== Exercise directions ==
Every entry should appear in your answer exactly as it does here.

Dataset entries on figures:
########
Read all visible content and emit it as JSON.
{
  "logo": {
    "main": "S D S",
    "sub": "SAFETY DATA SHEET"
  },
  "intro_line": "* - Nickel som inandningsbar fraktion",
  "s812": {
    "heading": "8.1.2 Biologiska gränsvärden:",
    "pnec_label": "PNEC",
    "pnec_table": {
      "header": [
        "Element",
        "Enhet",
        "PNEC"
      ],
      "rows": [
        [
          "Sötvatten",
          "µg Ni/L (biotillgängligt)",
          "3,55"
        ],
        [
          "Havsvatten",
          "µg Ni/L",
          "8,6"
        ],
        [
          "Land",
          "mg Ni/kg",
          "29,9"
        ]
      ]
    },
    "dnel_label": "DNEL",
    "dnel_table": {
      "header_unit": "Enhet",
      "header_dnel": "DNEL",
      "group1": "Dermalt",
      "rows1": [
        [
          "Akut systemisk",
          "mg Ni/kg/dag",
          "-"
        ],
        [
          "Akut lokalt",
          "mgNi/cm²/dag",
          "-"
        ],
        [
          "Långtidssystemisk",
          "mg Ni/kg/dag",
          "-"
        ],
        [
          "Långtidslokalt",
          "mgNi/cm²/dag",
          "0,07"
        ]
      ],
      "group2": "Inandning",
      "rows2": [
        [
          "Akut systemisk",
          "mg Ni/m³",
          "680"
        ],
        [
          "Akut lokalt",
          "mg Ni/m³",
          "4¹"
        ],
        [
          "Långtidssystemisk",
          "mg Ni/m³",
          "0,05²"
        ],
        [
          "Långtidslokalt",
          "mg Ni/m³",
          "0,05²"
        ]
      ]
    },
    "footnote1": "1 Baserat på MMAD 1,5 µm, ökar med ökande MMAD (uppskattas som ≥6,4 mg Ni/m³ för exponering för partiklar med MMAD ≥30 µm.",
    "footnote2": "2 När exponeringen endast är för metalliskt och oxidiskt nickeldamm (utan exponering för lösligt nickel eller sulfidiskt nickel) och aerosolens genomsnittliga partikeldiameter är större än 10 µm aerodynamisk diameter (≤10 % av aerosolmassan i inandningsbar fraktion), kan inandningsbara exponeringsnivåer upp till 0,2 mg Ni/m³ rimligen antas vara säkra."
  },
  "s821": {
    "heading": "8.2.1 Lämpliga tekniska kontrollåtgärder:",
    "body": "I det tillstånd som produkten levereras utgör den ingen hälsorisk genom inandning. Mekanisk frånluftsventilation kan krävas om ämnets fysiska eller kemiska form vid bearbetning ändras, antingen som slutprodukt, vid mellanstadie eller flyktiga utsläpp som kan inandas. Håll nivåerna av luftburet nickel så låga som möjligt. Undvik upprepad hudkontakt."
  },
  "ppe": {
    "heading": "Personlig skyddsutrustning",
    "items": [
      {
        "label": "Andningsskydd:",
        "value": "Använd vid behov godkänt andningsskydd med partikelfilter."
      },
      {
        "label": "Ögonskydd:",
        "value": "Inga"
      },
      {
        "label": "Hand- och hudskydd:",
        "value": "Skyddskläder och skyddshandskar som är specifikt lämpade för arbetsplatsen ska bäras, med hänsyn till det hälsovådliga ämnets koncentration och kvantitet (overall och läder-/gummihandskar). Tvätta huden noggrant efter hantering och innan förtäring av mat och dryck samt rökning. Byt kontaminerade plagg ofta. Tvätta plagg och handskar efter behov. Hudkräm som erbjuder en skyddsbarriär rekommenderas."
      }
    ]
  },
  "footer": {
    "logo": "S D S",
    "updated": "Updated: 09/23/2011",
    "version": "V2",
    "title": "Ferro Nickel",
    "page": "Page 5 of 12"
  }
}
########
== Result for this task ==
Read all visible content and emit it as JSON.
{
  "logo": {
    "main": "S D S",
    "sub": "SAFETY DATA SHEET"
  },
  "intro_line": "* - Nickel som inandningsbar fraktion",
  "s812": {
    "heading": "8.1.2 Biologiska gränsvärden:",
    "pnec_label": "PNEC",
    "pnec_table": {
      "header": [
        "Element",
        "Enhet",
        "PNEC"
      ],
      "rows": [
        [
          "Sötvatten",
          "µg Ni/L (biotillgängligt)",
          "3,55"
        ],
        [
          "Havsvatten",
          "µg Ni/L",
          "8,6"
        ],
        [
          "Land",
          "mg Ni/kg",
          "29,9"
        ]
      ]
    },
    "dnel_label": "DNEL",
    "dnel_table": {
      "header_unit": "Enhet",
      "header_dnel": "DNEL",
      "group1": "Dermalt",
      "rows1": [
        [
          "Akut systemisk",
          "mg Ni/kg/dag",
          "-"
        ],
        [
          "Akut lokalt",
          "mgNi/cm²/dag",
          "-"
        ],
        [
          "Långtidssystemisk",
          "mg Ni/kg/dag",
          "-"
        ],
        [
          "Långtidslokalt",
          "mgNi/cm²/dag",
          "0,07"
        ]
      ],
      "group2": "Inandning",
      "rows2": [
        [
          "Akut systemisk",
          "mg Ni/m³",
          "680"
        ],
        [
          "Akut lokalt",
          "mg Ni/m³",
          "4¹"
        ],
        [
          "Långtidssystemisk",
          "mg Ni/m³",
          "0,05²"
        ],
        [
          "Långtidslokalt",
          "mg Ni/m³",
          "0,05²"
        ]
      ]
    },
    "footnote1": "1 Baserat på MMAD 1,5 µm, ökar med ökande MMAD (uppskattas som ≥6,4 mg Ni/m³ för exponering för partiklar med MMAD ≥30 µm.",
    "footnote2": "2 När exponeringen endast är för metalliskt och oxidiskt nickeldamm (utan exponering för lösligt nickel eller sulfidiskt nickel) och aerosolens genomsnittliga partikeldiameter är större än 10 µm aerodynamisk diameter (≤10 % av aerosolmassan i inandningsbar fraktion), kan inandningsbara exponeringsnivåer upp till 0,2 mg Ni/m³ rimligen antas vara säkra."
  },
  "s821": {
    "heading": "8.2.1 Lämpliga tekniska kontrollåtgärder:",
    "body": "I det tillstånd som produkten levereras utgör den ingen hälsorisk genom inandning. Mekanisk frånluftsventilation kan krävas om ämnets fysiska eller kemiska form vid bearbetning ändras, antingen som slutprodukt, vid mellanstadie eller flyktiga utsläpp som kan inandas. Håll nivåerna av luftburet nickel så låga som möjligt. Undvik upprepad hudkontakt."
  },
  "ppe": {
    "heading": "Personlig skyddsutrustning",
    "items": [
      {
        "label": "Andningsskydd:",
        "value": "Använd vid behov godkänt andningsskydd med partikelfilter."
      },
      {
        "label": "Ögonskydd:",
        "value": "Inga"
      },
      {
        "label": "Hand- och hudskydd:",
        "value": "Skyddskläder och skyddshandskar som är specifikt lämpade för arbetsplatsen ska bäras, med hänsyn till det hälsovådliga ämnets koncentration och kvantitet (overall och läder-/gummihandskar). Tvätta huden noggrant efter hantering och innan förtäring av mat och dryck samt rökning. Byt kontaminerade plagg ofta. Tvätta plagg och handskar efter behov. Hudkräm som erbjuder en skyddsbarriär rekommenderas."
      }
    ]
  },
  "footer": {
    "logo": "S D S",
    "updated": "Updated: 09/23/2011",
    "version": "V2",
    "title": "Ferro Nickel",
    "page": "Page 5 of 12"
  }
}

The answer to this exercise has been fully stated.